• [PROBLEM STATEMENT] Reproduce the data exactly.

• [MATERIAL]

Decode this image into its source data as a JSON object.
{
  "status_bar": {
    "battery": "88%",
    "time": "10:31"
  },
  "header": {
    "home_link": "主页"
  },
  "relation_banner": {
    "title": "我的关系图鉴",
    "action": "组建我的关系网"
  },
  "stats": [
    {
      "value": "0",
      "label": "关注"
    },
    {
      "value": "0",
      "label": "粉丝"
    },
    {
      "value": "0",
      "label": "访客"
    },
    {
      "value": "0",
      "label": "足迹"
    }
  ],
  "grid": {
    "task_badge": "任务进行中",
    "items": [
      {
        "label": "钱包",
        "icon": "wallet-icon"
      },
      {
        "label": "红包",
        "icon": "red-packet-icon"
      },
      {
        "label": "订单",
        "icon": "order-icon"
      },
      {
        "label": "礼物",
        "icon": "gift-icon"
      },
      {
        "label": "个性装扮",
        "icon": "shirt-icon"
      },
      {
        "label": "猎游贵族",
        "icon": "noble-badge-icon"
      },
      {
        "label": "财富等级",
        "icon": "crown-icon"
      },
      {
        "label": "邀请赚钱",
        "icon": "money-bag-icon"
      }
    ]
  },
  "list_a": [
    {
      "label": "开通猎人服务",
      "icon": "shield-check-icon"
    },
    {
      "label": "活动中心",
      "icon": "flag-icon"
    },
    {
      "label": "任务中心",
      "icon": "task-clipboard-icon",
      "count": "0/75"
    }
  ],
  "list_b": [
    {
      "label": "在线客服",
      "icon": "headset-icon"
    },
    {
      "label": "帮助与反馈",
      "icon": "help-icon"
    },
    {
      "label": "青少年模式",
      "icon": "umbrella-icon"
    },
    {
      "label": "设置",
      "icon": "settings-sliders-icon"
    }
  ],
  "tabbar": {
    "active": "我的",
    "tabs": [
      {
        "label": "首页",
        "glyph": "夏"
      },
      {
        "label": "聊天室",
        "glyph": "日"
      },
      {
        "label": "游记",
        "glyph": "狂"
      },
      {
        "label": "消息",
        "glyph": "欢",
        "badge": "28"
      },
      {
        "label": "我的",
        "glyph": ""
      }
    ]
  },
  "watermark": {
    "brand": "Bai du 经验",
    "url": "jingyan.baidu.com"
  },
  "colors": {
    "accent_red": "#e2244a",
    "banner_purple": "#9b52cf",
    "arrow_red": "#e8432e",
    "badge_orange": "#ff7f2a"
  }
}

• [RESPONSE]
Decode this image into its source data as a JSON object.
{
  "status_bar": {
    "battery": "88%",
    "time": "10:31"
  },
  "header": {
    "home_link": "主页"
  },
  "relation_banner": {
    "title": "我的关系图鉴",
    "action": "组建我的关系网"
  },
  "stats": [
    {
      "value": "0",
      "label": "关注"
    },
    {
      "value": "0",
      "label": "粉丝"
    },
    {
      "value": "0",
      "label": "访客"
    },
    {
      "value": "0",
      "label": "足迹"
    }
  ],
  "grid": {
    "task_badge": "任务进行中",
    "items": [
      {
        "label": "钱包",
        "icon": "wallet-icon"
      },
      {
        "label": "红包",
        "icon": "red-packet-icon"
      },
      {
        "label": "订单",
        "icon": "order-icon"
      },
      {
        "label": "礼物",
        "icon": "gift-icon"
      },
      {
        "label": "个性装扮",
        "icon": "shirt-icon"
      },
      {
        "label": "猎游贵族",
        "icon": "noble-badge-icon"
      },
      {
        "label": "财富等级",
        "icon": "crown-icon"
      },
      {
        "label": "邀请赚钱",
        "icon": "money-bag-icon"
      }
    ]
  },
  "list_a": [
    {
      "label": "开通猎人服务",
      "icon": "shield-check-icon"
    },
    {
      "label": "活动中心",
      "icon": "flag-icon"
    },
    {
      "label": "任务中心",
      "icon": "task-clipboard-icon",
      "count": "0/75"
    }
  ],
  "list_b": [
    {
      "label": "在线客服",
      "icon": "headset-icon"
    },
    {
      "label": "帮助与反馈",
      "icon": "help-icon"
    },
    {
      "label": "青少年模式",
      "icon": "umbrella-icon"
    },
    {
      "label": "设置",
      "icon": "settings-sliders-icon"
    }
  ],
  "tabbar": {
    "active": "我的",
    "tabs": [
      {
        "label": "首页",
        "glyph": "夏"
      },
      {
        "label": "聊天室",
        "glyph": "日"
      },
      {
        "label": "游记",
        "glyph": "狂"
      },
      {
        "label": "消息",
        "glyph": "欢",
        "badge": "28"
      },
      {
        "label": "我的",
        "glyph": ""
      }
    ]
  },
  "watermark": {
    "brand": "Bai du 经验",
    "url": "jingyan.baidu.com"
  },
  "colors": {
    "accent_red": "#e2244a",
    "banner_purple": "#9b52cf",
    "arrow_red": "#e8432e",
    "badge_orange": "#ff7f2a"
  }
}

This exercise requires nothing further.